--- BEGIN ---

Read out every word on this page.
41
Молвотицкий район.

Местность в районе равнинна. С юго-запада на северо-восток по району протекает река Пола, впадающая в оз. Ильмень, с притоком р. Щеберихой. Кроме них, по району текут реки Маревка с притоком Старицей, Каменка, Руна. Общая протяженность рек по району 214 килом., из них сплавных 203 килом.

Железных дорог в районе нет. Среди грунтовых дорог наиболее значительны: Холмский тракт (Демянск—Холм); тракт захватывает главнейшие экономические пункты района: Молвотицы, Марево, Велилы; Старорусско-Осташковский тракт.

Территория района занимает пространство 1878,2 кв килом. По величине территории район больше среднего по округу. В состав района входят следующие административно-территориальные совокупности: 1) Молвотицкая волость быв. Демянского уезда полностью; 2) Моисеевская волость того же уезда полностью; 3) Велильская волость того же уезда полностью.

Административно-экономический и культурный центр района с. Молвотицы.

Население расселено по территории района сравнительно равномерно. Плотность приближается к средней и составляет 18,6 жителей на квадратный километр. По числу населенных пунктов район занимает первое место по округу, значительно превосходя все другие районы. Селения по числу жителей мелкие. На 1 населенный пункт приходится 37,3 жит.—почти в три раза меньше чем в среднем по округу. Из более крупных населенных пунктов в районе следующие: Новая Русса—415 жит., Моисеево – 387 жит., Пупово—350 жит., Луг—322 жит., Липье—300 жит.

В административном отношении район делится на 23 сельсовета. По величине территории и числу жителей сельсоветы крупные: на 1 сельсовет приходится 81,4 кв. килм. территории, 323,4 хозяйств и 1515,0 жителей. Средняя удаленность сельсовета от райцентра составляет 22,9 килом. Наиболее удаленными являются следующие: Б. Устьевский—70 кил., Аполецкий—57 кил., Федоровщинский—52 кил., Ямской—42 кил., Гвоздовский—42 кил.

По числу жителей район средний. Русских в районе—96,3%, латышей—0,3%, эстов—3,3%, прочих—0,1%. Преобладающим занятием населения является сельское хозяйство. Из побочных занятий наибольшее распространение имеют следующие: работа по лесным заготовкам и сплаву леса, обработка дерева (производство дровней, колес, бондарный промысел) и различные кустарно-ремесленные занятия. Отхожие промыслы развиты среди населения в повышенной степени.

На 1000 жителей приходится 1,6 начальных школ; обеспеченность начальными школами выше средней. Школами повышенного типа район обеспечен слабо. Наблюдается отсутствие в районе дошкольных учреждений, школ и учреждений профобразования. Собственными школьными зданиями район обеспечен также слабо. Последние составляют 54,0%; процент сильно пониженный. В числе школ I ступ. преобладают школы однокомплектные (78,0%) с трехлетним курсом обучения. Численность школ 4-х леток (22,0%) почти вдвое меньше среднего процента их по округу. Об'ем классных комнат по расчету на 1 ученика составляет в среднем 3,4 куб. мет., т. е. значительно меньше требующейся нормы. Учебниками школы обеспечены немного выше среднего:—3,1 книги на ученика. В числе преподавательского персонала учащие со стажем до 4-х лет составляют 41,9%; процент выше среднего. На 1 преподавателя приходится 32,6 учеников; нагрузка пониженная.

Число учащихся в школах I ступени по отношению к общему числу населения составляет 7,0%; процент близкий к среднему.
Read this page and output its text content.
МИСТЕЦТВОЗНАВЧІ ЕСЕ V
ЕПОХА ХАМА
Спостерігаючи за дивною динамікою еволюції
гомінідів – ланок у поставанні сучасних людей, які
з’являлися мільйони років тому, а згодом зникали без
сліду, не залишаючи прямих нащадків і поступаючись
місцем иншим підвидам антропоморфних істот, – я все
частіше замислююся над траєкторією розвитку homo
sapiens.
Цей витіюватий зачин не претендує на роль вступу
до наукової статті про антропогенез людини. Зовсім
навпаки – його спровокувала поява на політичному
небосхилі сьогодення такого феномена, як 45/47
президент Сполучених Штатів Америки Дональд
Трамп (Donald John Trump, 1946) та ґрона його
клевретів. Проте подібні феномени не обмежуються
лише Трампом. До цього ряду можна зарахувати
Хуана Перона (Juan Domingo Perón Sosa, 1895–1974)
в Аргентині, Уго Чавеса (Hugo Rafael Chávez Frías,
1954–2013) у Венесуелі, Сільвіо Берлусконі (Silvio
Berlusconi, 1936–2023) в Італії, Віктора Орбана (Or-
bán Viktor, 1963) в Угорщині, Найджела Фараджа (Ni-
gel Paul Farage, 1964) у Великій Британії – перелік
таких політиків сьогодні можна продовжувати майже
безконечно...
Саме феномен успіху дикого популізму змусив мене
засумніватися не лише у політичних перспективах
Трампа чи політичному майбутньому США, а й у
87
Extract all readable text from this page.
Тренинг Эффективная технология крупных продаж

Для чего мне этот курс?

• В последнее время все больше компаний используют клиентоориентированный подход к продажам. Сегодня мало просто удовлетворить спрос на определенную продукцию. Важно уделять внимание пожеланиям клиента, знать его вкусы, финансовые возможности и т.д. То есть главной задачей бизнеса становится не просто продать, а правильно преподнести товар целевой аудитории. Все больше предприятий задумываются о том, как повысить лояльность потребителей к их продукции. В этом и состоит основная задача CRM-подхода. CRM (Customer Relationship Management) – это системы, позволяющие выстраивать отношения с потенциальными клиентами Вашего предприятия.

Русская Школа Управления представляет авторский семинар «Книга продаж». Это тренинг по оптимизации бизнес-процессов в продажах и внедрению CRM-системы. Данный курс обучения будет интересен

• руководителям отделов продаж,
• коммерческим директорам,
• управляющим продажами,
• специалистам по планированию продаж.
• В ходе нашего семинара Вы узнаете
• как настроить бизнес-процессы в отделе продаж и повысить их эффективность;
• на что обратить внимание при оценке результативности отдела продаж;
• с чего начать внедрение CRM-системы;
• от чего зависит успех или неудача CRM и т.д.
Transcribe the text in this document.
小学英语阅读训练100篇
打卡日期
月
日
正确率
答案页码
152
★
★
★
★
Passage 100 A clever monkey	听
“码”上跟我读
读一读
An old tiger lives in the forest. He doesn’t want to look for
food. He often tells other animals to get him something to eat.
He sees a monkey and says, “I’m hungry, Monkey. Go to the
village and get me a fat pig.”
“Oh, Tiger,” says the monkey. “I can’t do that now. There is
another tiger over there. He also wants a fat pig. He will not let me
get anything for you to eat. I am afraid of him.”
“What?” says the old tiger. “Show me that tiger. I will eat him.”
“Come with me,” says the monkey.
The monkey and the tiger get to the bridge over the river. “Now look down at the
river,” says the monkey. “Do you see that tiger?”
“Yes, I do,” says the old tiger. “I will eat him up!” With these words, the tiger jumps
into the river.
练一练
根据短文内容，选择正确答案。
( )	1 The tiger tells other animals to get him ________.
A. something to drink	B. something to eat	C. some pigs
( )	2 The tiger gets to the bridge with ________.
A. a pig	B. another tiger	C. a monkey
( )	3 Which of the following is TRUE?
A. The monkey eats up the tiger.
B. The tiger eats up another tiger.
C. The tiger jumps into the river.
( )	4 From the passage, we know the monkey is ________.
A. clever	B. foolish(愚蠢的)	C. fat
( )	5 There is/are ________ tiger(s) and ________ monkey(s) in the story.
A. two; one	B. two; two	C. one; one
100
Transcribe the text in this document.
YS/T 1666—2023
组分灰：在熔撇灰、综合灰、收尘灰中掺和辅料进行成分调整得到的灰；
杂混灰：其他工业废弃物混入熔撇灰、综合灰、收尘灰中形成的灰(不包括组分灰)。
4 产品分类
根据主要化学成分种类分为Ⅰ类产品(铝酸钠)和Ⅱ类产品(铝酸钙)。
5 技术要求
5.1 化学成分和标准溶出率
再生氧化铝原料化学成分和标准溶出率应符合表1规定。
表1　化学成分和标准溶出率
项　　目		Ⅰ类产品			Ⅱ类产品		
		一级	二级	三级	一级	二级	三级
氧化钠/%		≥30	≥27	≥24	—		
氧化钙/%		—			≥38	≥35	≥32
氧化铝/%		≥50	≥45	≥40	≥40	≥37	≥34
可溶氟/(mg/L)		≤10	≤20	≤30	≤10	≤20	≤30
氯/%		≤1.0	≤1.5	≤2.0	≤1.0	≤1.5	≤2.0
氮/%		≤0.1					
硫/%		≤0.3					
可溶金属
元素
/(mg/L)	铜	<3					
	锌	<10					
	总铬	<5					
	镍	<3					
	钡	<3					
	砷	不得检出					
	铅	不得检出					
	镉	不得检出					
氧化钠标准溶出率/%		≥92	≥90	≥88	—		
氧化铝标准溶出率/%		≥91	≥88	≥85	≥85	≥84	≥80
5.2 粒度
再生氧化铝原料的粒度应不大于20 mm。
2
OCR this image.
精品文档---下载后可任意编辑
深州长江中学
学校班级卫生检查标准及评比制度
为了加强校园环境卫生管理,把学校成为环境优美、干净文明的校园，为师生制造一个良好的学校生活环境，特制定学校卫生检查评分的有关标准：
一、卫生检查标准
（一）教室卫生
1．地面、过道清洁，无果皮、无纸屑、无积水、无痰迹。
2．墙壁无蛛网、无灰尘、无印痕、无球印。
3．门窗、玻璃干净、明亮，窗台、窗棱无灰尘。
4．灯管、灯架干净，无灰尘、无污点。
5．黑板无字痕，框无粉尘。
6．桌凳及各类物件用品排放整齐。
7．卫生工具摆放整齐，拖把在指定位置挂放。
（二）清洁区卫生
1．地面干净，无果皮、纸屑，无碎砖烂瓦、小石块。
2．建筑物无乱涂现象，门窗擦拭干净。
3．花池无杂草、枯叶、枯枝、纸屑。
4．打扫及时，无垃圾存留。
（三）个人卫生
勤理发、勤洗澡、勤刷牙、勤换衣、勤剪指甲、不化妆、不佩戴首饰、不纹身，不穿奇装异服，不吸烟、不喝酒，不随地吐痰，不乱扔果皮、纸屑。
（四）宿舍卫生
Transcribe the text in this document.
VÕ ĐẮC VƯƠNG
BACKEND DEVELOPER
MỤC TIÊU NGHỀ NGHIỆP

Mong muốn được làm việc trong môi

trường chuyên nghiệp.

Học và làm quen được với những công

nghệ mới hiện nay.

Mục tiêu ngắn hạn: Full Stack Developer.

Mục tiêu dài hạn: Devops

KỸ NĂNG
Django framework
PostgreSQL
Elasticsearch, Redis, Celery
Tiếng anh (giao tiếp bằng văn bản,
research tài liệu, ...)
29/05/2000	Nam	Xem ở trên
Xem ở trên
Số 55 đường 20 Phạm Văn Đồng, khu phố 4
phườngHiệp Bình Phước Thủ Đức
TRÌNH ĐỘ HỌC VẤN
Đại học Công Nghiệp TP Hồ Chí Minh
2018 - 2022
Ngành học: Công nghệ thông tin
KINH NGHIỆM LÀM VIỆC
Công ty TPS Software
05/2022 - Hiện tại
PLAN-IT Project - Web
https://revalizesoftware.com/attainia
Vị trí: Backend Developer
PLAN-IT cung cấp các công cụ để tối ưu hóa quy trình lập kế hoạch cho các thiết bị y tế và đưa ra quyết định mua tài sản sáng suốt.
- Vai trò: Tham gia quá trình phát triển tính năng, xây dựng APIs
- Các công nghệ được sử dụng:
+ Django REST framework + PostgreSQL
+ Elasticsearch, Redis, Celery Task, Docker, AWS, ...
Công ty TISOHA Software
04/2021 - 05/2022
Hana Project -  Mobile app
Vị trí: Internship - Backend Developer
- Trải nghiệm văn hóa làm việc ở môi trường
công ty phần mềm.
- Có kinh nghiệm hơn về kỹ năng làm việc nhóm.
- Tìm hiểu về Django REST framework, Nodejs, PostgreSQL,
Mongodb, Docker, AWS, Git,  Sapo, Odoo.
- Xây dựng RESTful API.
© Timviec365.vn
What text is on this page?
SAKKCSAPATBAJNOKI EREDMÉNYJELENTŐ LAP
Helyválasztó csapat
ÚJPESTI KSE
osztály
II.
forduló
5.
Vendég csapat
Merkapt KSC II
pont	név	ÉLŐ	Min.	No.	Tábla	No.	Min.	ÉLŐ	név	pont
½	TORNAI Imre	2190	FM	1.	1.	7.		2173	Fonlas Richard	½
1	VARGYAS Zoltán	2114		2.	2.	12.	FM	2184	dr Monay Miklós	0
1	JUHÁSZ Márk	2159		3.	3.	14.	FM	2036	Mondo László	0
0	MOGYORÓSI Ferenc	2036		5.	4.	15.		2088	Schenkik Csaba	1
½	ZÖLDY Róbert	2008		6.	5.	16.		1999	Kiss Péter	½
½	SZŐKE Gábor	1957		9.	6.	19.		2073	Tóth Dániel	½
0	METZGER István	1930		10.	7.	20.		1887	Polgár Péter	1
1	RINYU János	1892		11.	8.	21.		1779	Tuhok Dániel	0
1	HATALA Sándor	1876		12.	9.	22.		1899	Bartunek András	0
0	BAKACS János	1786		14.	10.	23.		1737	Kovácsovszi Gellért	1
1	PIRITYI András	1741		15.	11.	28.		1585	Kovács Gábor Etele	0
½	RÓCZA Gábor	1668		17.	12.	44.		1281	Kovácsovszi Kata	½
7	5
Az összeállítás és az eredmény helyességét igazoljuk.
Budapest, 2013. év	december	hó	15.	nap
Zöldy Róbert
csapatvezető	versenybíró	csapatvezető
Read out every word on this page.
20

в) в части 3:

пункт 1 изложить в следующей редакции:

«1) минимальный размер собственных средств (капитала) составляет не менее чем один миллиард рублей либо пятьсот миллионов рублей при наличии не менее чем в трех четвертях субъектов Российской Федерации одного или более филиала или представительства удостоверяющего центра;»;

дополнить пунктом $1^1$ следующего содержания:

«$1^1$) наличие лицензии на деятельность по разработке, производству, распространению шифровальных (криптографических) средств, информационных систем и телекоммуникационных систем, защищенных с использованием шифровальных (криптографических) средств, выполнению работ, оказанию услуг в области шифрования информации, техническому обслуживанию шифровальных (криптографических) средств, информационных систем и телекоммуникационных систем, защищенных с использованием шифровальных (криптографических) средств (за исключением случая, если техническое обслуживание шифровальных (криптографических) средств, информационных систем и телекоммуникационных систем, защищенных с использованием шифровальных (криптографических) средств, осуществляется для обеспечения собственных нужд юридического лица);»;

--- END ---

:: Exercise description ::
Go through the listing above and pull out each line containing the word "trường".

:: Answer to the task ::
trường chuyên nghiệp.
- Trải nghiệm văn hóa làm việc ở môi trường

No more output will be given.